RECORDED DATA:

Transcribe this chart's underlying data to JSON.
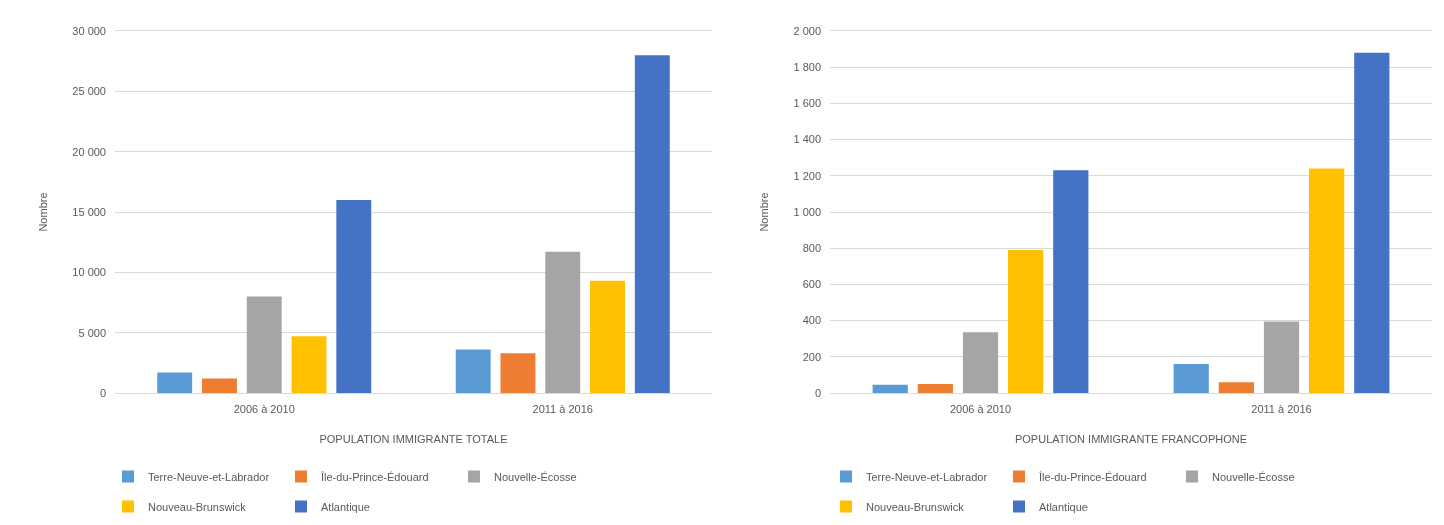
{
  "chart_data": [
    {
      "type": "bar",
      "xlabel": "POPULATION IMMIGRANTE TOTALE",
      "ylabel": "Nombre",
      "categories": [
        "2006 à 2010",
        "2011 à 2016"
      ],
      "series": [
        {
          "name": "Terre-Neuve-et-Labrador",
          "color": "#5b9bd5",
          "values": [
            1700,
            3600
          ]
        },
        {
          "name": "Île-du-Prince-Édouard",
          "color": "#ed7d31",
          "values": [
            1200,
            3300
          ]
        },
        {
          "name": "Nouvelle-Écosse",
          "color": "#a5a5a5",
          "values": [
            8000,
            11700
          ]
        },
        {
          "name": "Nouveau-Brunswick",
          "color": "#ffc000",
          "values": [
            4700,
            9300
          ]
        },
        {
          "name": "Atlantique",
          "color": "#4472c4",
          "values": [
            16000,
            28000
          ]
        }
      ],
      "ylim": [
        0,
        30000
      ],
      "yticks": [
        0,
        {
          "value": 5000,
          "label": "5 000"
        },
        {
          "value": 10000,
          "label": "10 000"
        },
        {
          "value": 15000,
          "label": "15 000"
        },
        {
          "value": 20000,
          "label": "20 000"
        },
        {
          "value": 25000,
          "label": "25 000"
        },
        {
          "value": 30000,
          "label": "30 000"
        }
      ],
      "grid": "y",
      "legend": "bottom"
    },
    {
      "type": "bar",
      "xlabel": "POPULATION IMMIGRANTE FRANCOPHONE",
      "ylabel": "Nombre",
      "categories": [
        "2006 à 2010",
        "2011 à 2016"
      ],
      "series": [
        {
          "name": "Terre-Neuve-et-Labrador",
          "color": "#5b9bd5",
          "values": [
            45,
            160
          ]
        },
        {
          "name": "Île-du-Prince-Édouard",
          "color": "#ed7d31",
          "values": [
            50,
            60
          ]
        },
        {
          "name": "Nouvelle-Écosse",
          "color": "#a5a5a5",
          "values": [
            335,
            395
          ]
        },
        {
          "name": "Nouveau-Brunswick",
          "color": "#ffc000",
          "values": [
            790,
            1240
          ]
        },
        {
          "name": "Atlantique",
          "color": "#4472c4",
          "values": [
            1230,
            1880
          ]
        }
      ],
      "ylim": [
        0,
        2000
      ],
      "yticks": [
        0,
        200,
        400,
        600,
        800,
        {
          "value": 1000,
          "label": "1 000"
        },
        {
          "value": 1200,
          "label": "1 200"
        },
        {
          "value": 1400,
          "label": "1 400"
        },
        {
          "value": 1600,
          "label": "1 600"
        },
        {
          "value": 1800,
          "label": "1 800"
        },
        {
          "value": 2000,
          "label": "2 000"
        }
      ],
      "grid": "y",
      "legend": "bottom"
    }
  ]
}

REQUEST: Identify every line above that includes the word "IMMIGRANTE", and show those lines.

REPLY TO THE EXERCISE:
      "xlabel": "POPULATION IMMIGRANTE TOTALE",
      "xlabel": "POPULATION IMMIGRANTE FRANCOPHONE",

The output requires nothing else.